Your goal: From the listing below, pull out all lines with "computational" in them.

________________________________________

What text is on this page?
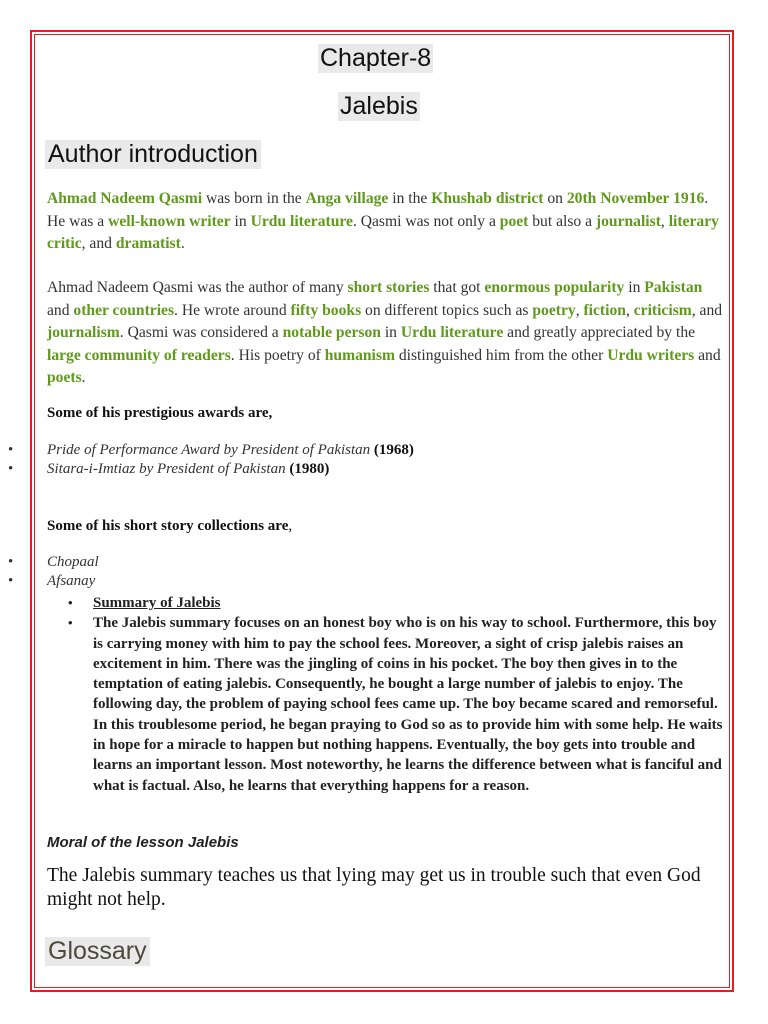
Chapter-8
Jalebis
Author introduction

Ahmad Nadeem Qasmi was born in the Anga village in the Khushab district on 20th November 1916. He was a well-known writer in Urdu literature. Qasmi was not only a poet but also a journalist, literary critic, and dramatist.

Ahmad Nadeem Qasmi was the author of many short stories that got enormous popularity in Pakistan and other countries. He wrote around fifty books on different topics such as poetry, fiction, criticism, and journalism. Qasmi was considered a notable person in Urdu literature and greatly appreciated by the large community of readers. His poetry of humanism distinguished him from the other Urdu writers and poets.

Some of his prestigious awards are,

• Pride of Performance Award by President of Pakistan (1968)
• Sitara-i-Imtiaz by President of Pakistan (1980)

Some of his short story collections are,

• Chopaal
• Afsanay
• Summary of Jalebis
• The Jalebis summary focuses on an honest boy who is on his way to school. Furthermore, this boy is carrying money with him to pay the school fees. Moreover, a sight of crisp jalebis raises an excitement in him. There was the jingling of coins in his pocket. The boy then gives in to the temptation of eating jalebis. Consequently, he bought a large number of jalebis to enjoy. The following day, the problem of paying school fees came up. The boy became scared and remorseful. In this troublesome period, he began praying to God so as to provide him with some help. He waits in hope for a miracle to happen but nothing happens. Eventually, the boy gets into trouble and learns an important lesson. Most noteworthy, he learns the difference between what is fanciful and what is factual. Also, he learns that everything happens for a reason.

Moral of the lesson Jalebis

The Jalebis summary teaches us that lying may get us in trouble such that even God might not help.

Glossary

________________________________________

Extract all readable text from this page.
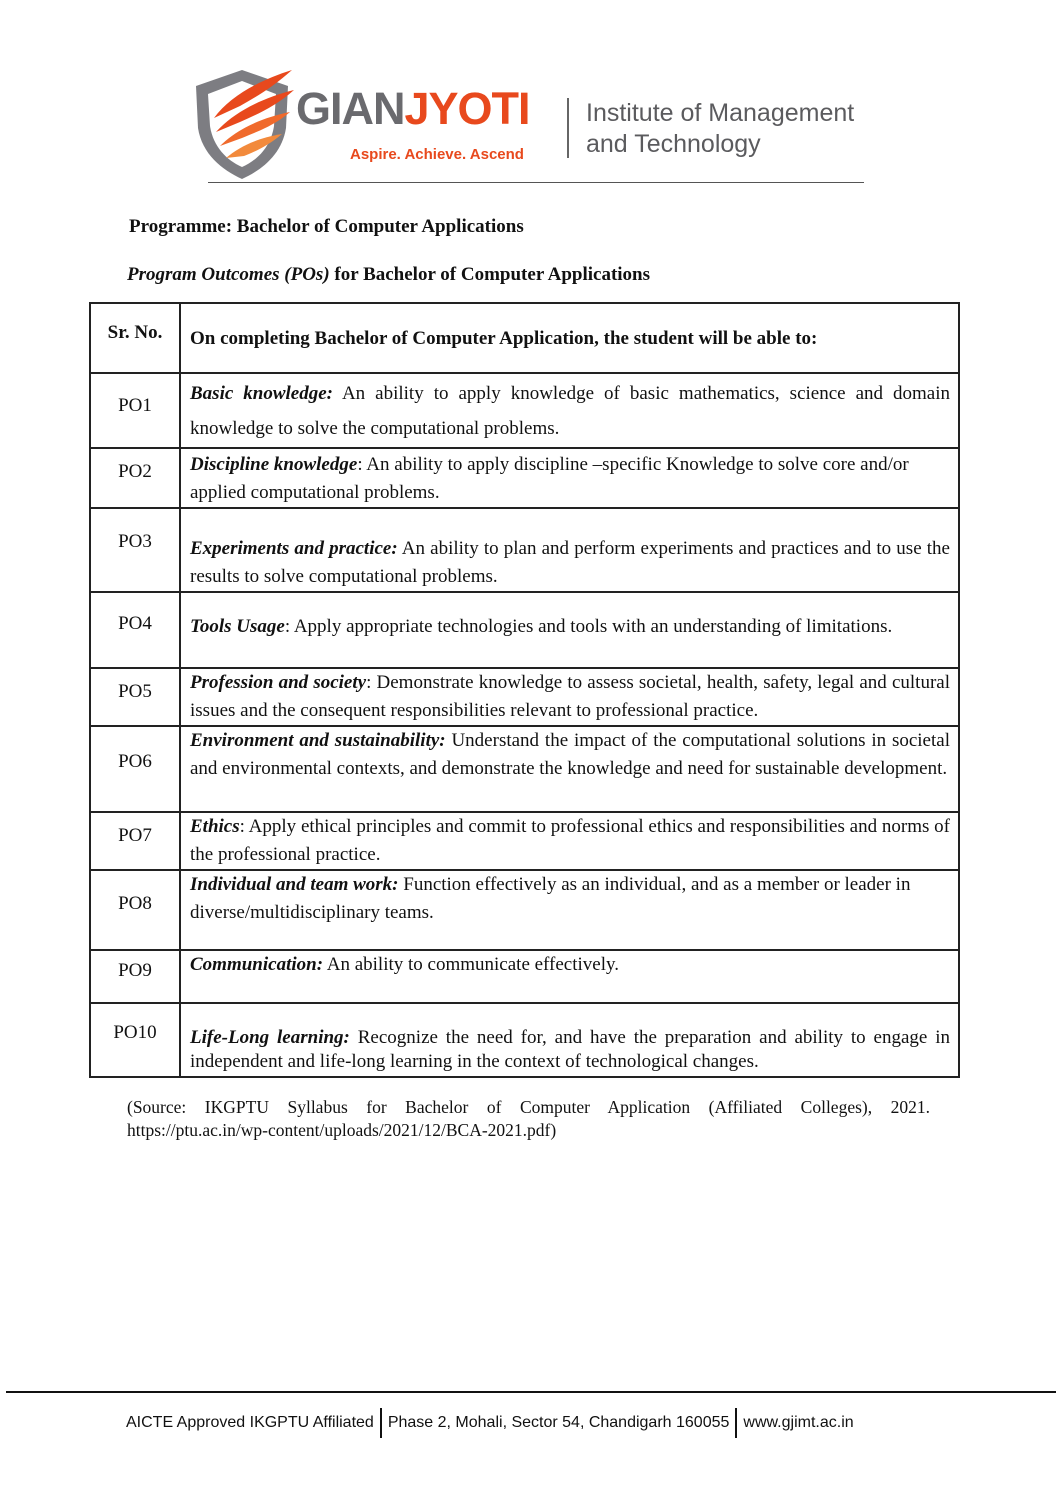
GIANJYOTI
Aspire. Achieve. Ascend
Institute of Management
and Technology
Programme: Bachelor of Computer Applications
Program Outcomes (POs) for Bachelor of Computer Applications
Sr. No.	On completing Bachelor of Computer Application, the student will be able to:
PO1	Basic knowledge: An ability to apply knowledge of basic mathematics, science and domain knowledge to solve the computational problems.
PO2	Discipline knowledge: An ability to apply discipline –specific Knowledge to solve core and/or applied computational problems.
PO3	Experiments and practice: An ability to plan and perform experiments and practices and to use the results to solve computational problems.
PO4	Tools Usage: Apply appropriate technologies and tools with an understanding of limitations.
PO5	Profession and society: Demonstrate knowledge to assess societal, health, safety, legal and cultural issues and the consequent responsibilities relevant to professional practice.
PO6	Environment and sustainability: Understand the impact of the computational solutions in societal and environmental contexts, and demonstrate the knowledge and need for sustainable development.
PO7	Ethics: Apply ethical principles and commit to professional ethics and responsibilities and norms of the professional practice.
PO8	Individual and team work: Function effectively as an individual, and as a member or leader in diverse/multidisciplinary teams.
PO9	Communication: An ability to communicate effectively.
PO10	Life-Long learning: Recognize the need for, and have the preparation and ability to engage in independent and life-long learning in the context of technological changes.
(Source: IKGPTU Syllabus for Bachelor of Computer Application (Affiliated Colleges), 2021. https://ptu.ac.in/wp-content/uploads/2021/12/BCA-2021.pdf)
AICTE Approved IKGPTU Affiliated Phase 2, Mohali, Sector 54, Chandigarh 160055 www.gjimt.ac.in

________________________________________

Output for this exercise:
PO1	Basic knowledge: An ability to apply knowledge of basic mathematics, science and domain knowledge to solve the computational problems.
PO2	Discipline knowledge: An ability to apply discipline –specific Knowledge to solve core and/or applied computational problems.
PO3	Experiments and practice: An ability to plan and perform experiments and practices and to use the results to solve computational problems.
PO6	Environment and sustainability: Understand the impact of the computational solutions in societal and environmental contexts, and demonstrate the knowledge and need for sustainable development.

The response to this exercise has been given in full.